◆ STUDY TEXT ◆
A static file server for the Gemini protocol.
June uses the Houston framework under the hood.
- Literally just serves static files from a tree-like directory.
- Configurable rate-limiting via token-bucket algorithm.
- Written in Go, which means a lightweight binary, with wide system compatibility.
- By leveraging Houston to do the heavy-lifting, there really isn't much code in June.
You should have a certificate file and a key file (CA-signed, or self-signed) ready to go, and a directory that contains content you'd like to serve over Gemini.
Assuming your directory structure looked like this:
|-> june
|-> cert/
|---> main.crt
|---> main.key
|-> static/
|---> index.gmi
You would run:
./june -crt='cert/main.crt' -key='cert/main.key'
And that will start up June on 0.0.0.0:1965
.
As previously stated, Houston (and by extension June) use a token-bucket algorithm to manage rate-limiting. It essentially functions by creating a bucket for each new client address that makes a request. For every single request made, a token is taken from the bucket. The default settings are set up to where no more than two requests can be made in a single second. And every second, 2 tokens are added back into the bucket. These two parameters can be adjusted by changing the -bs
and -trickle
flags.
In simpler terms, the default parameters mean that only two requests can be made per client per second.
The token-bucket algorithm itself helps with general spam and DoS attacks, but it does not help with DDoS attacks.

Stored data entries
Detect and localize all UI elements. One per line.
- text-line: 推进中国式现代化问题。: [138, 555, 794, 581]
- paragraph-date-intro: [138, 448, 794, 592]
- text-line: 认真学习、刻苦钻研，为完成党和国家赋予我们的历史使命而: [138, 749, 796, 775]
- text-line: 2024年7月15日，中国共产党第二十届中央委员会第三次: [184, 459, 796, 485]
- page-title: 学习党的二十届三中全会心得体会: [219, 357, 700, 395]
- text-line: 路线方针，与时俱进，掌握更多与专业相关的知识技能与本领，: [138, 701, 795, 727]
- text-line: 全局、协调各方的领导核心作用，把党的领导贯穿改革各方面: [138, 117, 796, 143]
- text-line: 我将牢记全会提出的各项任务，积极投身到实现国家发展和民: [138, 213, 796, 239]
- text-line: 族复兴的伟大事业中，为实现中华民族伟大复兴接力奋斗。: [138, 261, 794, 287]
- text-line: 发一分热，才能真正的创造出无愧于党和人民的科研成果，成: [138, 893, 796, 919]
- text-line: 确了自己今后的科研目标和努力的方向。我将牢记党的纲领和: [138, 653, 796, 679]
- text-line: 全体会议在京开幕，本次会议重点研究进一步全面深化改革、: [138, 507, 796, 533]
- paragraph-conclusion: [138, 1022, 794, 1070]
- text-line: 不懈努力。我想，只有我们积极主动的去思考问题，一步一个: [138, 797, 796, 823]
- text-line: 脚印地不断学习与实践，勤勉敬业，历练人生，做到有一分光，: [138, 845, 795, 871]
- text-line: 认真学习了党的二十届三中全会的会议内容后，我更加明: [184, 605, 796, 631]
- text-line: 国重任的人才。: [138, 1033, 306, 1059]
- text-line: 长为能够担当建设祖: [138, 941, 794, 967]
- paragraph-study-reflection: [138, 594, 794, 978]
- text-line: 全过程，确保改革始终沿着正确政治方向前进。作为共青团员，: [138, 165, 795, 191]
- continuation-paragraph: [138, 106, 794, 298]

◆ QUESTIONS ◆
**a)** In the June server text, do these statements agree with the text? Answer yes or no for each and quote the deciding words. (i) June is written in Go. (ii) The token-bucket algorithm protects against DDoS attacks. (iii) The example command starts June on port 1965.
**b)** Translate this sentence from the June server text into Spanish: "The token-bucket algorithm itself helps with general spam and DoS attacks, but it does not help with DDoS attacks."
**c)** According to the June server text, how many tokens are added back into the bucket every second under the default settings?
Draw only on the text, not on the material.

◆ YOUR RESPONSES ◆
**a)**
(i) Yes: "Written in Go, which means a lightweight binary, with wide system compatibility."
(ii) No: "but it does not help with DDoS attacks."
(iii) Yes: "And that will start up June on 0.0.0.0:1965"

**b)** El propio algoritmo de cubeta de tokens ayuda contra el spam en general y los ataques DoS, pero no ayuda contra los ataques DDoS.

**c)** Two tokens are added back every second.